Problem description: Return the whole listing exactly as it stands.

Task input:
## start

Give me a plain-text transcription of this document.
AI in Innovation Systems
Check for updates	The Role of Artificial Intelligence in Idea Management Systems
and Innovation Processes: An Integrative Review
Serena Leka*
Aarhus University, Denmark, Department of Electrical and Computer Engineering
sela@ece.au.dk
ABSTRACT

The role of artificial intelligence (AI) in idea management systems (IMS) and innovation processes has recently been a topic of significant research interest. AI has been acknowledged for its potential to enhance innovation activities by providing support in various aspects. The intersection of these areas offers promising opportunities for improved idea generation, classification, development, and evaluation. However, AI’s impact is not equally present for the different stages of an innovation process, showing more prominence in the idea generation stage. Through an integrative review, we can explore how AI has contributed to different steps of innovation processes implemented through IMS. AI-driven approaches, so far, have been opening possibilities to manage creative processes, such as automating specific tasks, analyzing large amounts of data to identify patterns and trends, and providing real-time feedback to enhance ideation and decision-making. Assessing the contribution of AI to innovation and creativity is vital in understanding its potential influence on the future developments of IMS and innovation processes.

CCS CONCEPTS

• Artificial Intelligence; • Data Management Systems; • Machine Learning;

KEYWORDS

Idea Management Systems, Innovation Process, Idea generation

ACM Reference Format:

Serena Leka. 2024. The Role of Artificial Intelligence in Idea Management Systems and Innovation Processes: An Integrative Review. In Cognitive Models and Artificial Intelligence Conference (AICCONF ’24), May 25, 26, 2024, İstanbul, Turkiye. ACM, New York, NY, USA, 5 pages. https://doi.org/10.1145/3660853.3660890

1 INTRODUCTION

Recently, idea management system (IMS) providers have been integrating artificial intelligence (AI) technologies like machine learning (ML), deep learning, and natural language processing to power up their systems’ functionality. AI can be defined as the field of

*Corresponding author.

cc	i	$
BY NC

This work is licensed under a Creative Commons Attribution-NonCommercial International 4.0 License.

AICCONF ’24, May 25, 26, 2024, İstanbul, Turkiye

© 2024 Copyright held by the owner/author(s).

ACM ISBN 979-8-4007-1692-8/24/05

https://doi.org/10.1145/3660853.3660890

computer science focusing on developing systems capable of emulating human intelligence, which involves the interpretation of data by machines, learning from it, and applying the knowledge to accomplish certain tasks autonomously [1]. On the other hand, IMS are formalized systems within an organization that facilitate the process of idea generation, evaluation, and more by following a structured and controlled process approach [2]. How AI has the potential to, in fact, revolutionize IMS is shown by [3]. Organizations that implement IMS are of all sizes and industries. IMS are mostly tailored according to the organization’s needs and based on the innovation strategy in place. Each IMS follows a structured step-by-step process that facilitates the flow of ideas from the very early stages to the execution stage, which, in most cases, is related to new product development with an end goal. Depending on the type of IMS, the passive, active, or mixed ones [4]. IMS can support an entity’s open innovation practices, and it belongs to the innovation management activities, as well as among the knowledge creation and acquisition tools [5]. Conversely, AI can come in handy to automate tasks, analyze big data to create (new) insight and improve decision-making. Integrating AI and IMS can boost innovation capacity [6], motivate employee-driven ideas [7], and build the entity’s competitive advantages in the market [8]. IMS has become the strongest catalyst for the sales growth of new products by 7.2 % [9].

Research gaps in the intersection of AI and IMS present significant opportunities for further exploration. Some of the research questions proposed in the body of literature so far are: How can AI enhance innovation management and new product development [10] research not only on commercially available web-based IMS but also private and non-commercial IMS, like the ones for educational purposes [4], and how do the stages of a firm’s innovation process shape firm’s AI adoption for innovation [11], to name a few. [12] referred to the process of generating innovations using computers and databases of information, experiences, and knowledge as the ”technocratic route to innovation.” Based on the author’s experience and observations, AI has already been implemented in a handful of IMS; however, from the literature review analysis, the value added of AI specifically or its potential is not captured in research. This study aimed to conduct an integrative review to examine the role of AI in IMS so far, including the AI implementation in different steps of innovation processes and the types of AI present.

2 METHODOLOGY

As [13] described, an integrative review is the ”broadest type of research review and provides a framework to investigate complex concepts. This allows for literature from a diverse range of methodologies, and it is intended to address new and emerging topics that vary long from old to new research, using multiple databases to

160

## end

Complete output:
Give me a plain-text transcription of this document.
AI in Innovation Systems
Check for updates	The Role of Artificial Intelligence in Idea Management Systems
and Innovation Processes: An Integrative Review
Serena Leka*
Aarhus University, Denmark, Department of Electrical and Computer Engineering
sela@ece.au.dk
ABSTRACT

The role of artificial intelligence (AI) in idea management systems (IMS) and innovation processes has recently been a topic of significant research interest. AI has been acknowledged for its potential to enhance innovation activities by providing support in various aspects. The intersection of these areas offers promising opportunities for improved idea generation, classification, development, and evaluation. However, AI’s impact is not equally present for the different stages of an innovation process, showing more prominence in the idea generation stage. Through an integrative review, we can explore how AI has contributed to different steps of innovation processes implemented through IMS. AI-driven approaches, so far, have been opening possibilities to manage creative processes, such as automating specific tasks, analyzing large amounts of data to identify patterns and trends, and providing real-time feedback to enhance ideation and decision-making. Assessing the contribution of AI to innovation and creativity is vital in understanding its potential influence on the future developments of IMS and innovation processes.

CCS CONCEPTS

• Artificial Intelligence; • Data Management Systems; • Machine Learning;

KEYWORDS

Idea Management Systems, Innovation Process, Idea generation

ACM Reference Format:

Serena Leka. 2024. The Role of Artificial Intelligence in Idea Management Systems and Innovation Processes: An Integrative Review. In Cognitive Models and Artificial Intelligence Conference (AICCONF ’24), May 25, 26, 2024, İstanbul, Turkiye. ACM, New York, NY, USA, 5 pages. https://doi.org/10.1145/3660853.3660890

1 INTRODUCTION

Recently, idea management system (IMS) providers have been integrating artificial intelligence (AI) technologies like machine learning (ML), deep learning, and natural language processing to power up their systems’ functionality. AI can be defined as the field of

*Corresponding author.

cc	i	$
BY NC

This work is licensed under a Creative Commons Attribution-NonCommercial International 4.0 License.

AICCONF ’24, May 25, 26, 2024, İstanbul, Turkiye

© 2024 Copyright held by the owner/author(s).

ACM ISBN 979-8-4007-1692-8/24/05

https://doi.org/10.1145/3660853.3660890

computer science focusing on developing systems capable of emulating human intelligence, which involves the interpretation of data by machines, learning from it, and applying the knowledge to accomplish certain tasks autonomously [1]. On the other hand, IMS are formalized systems within an organization that facilitate the process of idea generation, evaluation, and more by following a structured and controlled process approach [2]. How AI has the potential to, in fact, revolutionize IMS is shown by [3]. Organizations that implement IMS are of all sizes and industries. IMS are mostly tailored according to the organization’s needs and based on the innovation strategy in place. Each IMS follows a structured step-by-step process that facilitates the flow of ideas from the very early stages to the execution stage, which, in most cases, is related to new product development with an end goal. Depending on the type of IMS, the passive, active, or mixed ones [4]. IMS can support an entity’s open innovation practices, and it belongs to the innovation management activities, as well as among the knowledge creation and acquisition tools [5]. Conversely, AI can come in handy to automate tasks, analyze big data to create (new) insight and improve decision-making. Integrating AI and IMS can boost innovation capacity [6], motivate employee-driven ideas [7], and build the entity’s competitive advantages in the market [8]. IMS has become the strongest catalyst for the sales growth of new products by 7.2 % [9].

Research gaps in the intersection of AI and IMS present significant opportunities for further exploration. Some of the research questions proposed in the body of literature so far are: How can AI enhance innovation management and new product development [10] research not only on commercially available web-based IMS but also private and non-commercial IMS, like the ones for educational purposes [4], and how do the stages of a firm’s innovation process shape firm’s AI adoption for innovation [11], to name a few. [12] referred to the process of generating innovations using computers and databases of information, experiences, and knowledge as the ”technocratic route to innovation.” Based on the author’s experience and observations, AI has already been implemented in a handful of IMS; however, from the literature review analysis, the value added of AI specifically or its potential is not captured in research. This study aimed to conduct an integrative review to examine the role of AI in IMS so far, including the AI implementation in different steps of innovation processes and the types of AI present.

2 METHODOLOGY

As [13] described, an integrative review is the ”broadest type of research review and provides a framework to investigate complex concepts. This allows for literature from a diverse range of methodologies, and it is intended to address new and emerging topics that vary long from old to new research, using multiple databases to

160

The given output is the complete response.